*TASK STATEMENT:* Repeat, exactly and in full, the lines of the listing below, but without any pictures.
>>>
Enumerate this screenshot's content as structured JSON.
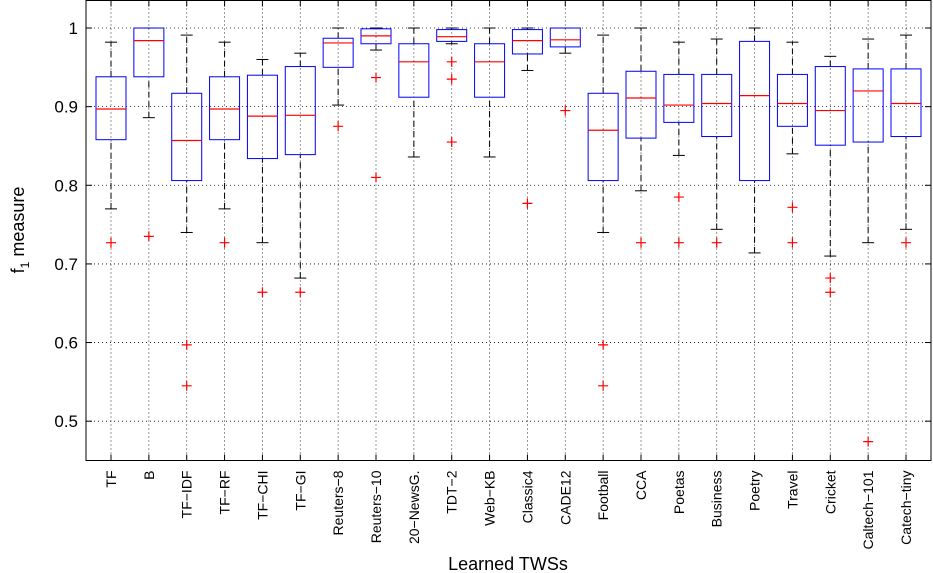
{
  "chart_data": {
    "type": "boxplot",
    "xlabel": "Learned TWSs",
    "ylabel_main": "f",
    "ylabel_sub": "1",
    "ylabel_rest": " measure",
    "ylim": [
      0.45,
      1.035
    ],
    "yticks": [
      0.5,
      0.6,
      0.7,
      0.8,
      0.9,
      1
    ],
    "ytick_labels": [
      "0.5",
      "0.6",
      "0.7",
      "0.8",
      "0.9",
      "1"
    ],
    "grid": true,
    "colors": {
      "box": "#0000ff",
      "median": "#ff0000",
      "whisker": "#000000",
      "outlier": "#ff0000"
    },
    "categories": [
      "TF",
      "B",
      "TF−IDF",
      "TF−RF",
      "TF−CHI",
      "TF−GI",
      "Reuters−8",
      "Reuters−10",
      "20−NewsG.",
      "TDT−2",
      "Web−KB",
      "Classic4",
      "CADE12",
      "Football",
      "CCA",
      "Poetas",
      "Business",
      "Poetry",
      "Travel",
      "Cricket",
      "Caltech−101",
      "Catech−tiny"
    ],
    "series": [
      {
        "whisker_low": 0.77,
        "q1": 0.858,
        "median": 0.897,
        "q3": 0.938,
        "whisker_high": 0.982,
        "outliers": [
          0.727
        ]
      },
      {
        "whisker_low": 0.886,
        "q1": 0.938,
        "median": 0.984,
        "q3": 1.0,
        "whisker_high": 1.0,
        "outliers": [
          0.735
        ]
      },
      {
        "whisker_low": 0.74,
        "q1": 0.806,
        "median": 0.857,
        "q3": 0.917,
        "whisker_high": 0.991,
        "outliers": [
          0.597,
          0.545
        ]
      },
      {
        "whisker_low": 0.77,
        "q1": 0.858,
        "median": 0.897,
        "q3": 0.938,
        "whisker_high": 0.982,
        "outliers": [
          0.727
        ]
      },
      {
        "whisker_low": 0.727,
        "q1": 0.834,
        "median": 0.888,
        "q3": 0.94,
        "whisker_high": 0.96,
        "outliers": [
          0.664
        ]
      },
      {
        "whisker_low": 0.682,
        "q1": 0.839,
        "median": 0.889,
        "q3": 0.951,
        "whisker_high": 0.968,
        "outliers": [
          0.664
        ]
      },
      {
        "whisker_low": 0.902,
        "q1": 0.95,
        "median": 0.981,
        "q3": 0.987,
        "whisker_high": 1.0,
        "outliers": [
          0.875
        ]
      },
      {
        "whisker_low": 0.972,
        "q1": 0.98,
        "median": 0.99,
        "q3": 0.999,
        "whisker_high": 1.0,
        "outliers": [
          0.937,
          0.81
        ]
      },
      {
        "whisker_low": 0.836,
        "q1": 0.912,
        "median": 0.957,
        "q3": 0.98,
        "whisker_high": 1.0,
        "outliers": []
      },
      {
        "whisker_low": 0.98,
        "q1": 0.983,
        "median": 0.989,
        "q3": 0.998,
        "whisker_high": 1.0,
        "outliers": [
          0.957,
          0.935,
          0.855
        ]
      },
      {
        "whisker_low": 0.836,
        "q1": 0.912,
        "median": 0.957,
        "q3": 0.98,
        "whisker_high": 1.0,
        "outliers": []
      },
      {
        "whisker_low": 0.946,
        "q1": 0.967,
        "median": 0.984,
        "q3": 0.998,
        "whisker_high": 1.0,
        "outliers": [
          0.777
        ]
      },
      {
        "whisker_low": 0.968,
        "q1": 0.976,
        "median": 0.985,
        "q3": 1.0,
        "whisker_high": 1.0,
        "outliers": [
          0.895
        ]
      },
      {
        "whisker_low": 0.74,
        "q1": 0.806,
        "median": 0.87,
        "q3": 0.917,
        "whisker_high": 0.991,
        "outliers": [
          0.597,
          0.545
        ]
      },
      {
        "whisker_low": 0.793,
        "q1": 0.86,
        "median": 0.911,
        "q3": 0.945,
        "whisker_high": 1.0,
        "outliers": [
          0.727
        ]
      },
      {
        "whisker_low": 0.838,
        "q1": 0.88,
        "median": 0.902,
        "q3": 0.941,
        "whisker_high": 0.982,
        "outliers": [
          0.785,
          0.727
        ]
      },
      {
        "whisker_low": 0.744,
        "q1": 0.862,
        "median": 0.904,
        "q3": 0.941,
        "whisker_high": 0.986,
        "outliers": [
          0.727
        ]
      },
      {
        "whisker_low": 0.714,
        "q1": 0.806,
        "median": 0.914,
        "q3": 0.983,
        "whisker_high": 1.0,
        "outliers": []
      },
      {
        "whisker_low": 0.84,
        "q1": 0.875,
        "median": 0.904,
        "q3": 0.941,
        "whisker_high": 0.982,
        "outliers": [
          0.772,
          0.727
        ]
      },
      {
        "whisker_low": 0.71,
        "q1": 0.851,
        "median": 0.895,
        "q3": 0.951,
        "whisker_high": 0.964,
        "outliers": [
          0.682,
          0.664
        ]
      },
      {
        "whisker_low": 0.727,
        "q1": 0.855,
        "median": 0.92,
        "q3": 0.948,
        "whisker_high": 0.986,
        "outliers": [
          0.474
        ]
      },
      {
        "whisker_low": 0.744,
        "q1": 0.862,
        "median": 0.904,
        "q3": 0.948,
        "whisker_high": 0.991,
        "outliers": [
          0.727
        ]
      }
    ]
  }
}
<<<
*ANSWER TO THE PROBLEM:*
Enumerate this screenshot's content as structured JSON.
{
  "chart_data": {
    "type": "boxplot",
    "xlabel": "Learned TWSs",
    "ylabel_main": "f",
    "ylabel_sub": "1",
    "ylabel_rest": " measure",
    "ylim": [
      0.45,
      1.035
    ],
    "yticks": [
      0.5,
      0.6,
      0.7,
      0.8,
      0.9,
      1
    ],
    "ytick_labels": [
      "0.5",
      "0.6",
      "0.7",
      "0.8",
      "0.9",
      "1"
    ],
    "grid": true,
    "colors": {
      "box": "#0000ff",
      "median": "#ff0000",
      "whisker": "#000000",
      "outlier": "#ff0000"
    },
    "categories": [
      "TF",
      "B",
      "TF−IDF",
      "TF−RF",
      "TF−CHI",
      "TF−GI",
      "Reuters−8",
      "Reuters−10",
      "20−NewsG.",
      "TDT−2",
      "Web−KB",
      "Classic4",
      "CADE12",
      "Football",
      "CCA",
      "Poetas",
      "Business",
      "Poetry",
      "Travel",
      "Cricket",
      "Caltech−101",
      "Catech−tiny"
    ],
    "series": [
      {
        "whisker_low": 0.77,
        "q1": 0.858,
        "median": 0.897,
        "q3": 0.938,
        "whisker_high": 0.982,
        "outliers": [
          0.727
        ]
      },
      {
        "whisker_low": 0.886,
        "q1": 0.938,
        "median": 0.984,
        "q3": 1.0,
        "whisker_high": 1.0,
        "outliers": [
          0.735
        ]
      },
      {
        "whisker_low": 0.74,
        "q1": 0.806,
        "median": 0.857,
        "q3": 0.917,
        "whisker_high": 0.991,
        "outliers": [
          0.597,
          0.545
        ]
      },
      {
        "whisker_low": 0.77,
        "q1": 0.858,
        "median": 0.897,
        "q3": 0.938,
        "whisker_high": 0.982,
        "outliers": [
          0.727
        ]
      },
      {
        "whisker_low": 0.727,
        "q1": 0.834,
        "median": 0.888,
        "q3": 0.94,
        "whisker_high": 0.96,
        "outliers": [
          0.664
        ]
      },
      {
        "whisker_low": 0.682,
        "q1": 0.839,
        "median": 0.889,
        "q3": 0.951,
        "whisker_high": 0.968,
        "outliers": [
          0.664
        ]
      },
      {
        "whisker_low": 0.902,
        "q1": 0.95,
        "median": 0.981,
        "q3": 0.987,
        "whisker_high": 1.0,
        "outliers": [
          0.875
        ]
      },
      {
        "whisker_low": 0.972,
        "q1": 0.98,
        "median": 0.99,
        "q3": 0.999,
        "whisker_high": 1.0,
        "outliers": [
          0.937,
          0.81
        ]
      },
      {
        "whisker_low": 0.836,
        "q1": 0.912,
        "median": 0.957,
        "q3": 0.98,
        "whisker_high": 1.0,
        "outliers": []
      },
      {
        "whisker_low": 0.98,
        "q1": 0.983,
        "median": 0.989,
        "q3": 0.998,
        "whisker_high": 1.0,
        "outliers": [
          0.957,
          0.935,
          0.855
        ]
      },
      {
        "whisker_low": 0.836,
        "q1": 0.912,
        "median": 0.957,
        "q3": 0.98,
        "whisker_high": 1.0,
        "outliers": []
      },
      {
        "whisker_low": 0.946,
        "q1": 0.967,
        "median": 0.984,
        "q3": 0.998,
        "whisker_high": 1.0,
        "outliers": [
          0.777
        ]
      },
      {
        "whisker_low": 0.968,
        "q1": 0.976,
        "median": 0.985,
        "q3": 1.0,
        "whisker_high": 1.0,
        "outliers": [
          0.895
        ]
      },
      {
        "whisker_low": 0.74,
        "q1": 0.806,
        "median": 0.87,
        "q3": 0.917,
        "whisker_high": 0.991,
        "outliers": [
          0.597,
          0.545
        ]
      },
      {
        "whisker_low": 0.793,
        "q1": 0.86,
        "median": 0.911,
        "q3": 0.945,
        "whisker_high": 1.0,
        "outliers": [
          0.727
        ]
      },
      {
        "whisker_low": 0.838,
        "q1": 0.88,
        "median": 0.902,
        "q3": 0.941,
        "whisker_high": 0.982,
        "outliers": [
          0.785,
          0.727
        ]
      },
      {
        "whisker_low": 0.744,
        "q1": 0.862,
        "median": 0.904,
        "q3": 0.941,
        "whisker_high": 0.986,
        "outliers": [
          0.727
        ]
      },
      {
        "whisker_low": 0.714,
        "q1": 0.806,
        "median": 0.914,
        "q3": 0.983,
        "whisker_high": 1.0,
        "outliers": []
      },
      {
        "whisker_low": 0.84,
        "q1": 0.875,
        "median": 0.904,
        "q3": 0.941,
        "whisker_high": 0.982,
        "outliers": [
          0.772,
          0.727
        ]
      },
      {
        "whisker_low": 0.71,
        "q1": 0.851,
        "median": 0.895,
        "q3": 0.951,
        "whisker_high": 0.964,
        "outliers": [
          0.682,
          0.664
        ]
      },
      {
        "whisker_low": 0.727,
        "q1": 0.855,
        "median": 0.92,
        "q3": 0.948,
        "whisker_high": 0.986,
        "outliers": [
          0.474
        ]
      },
      {
        "whisker_low": 0.744,
        "q1": 0.862,
        "median": 0.904,
        "q3": 0.948,
        "whisker_high": 0.991,
        "outliers": [
          0.727
        ]
      }
    ]
  }
}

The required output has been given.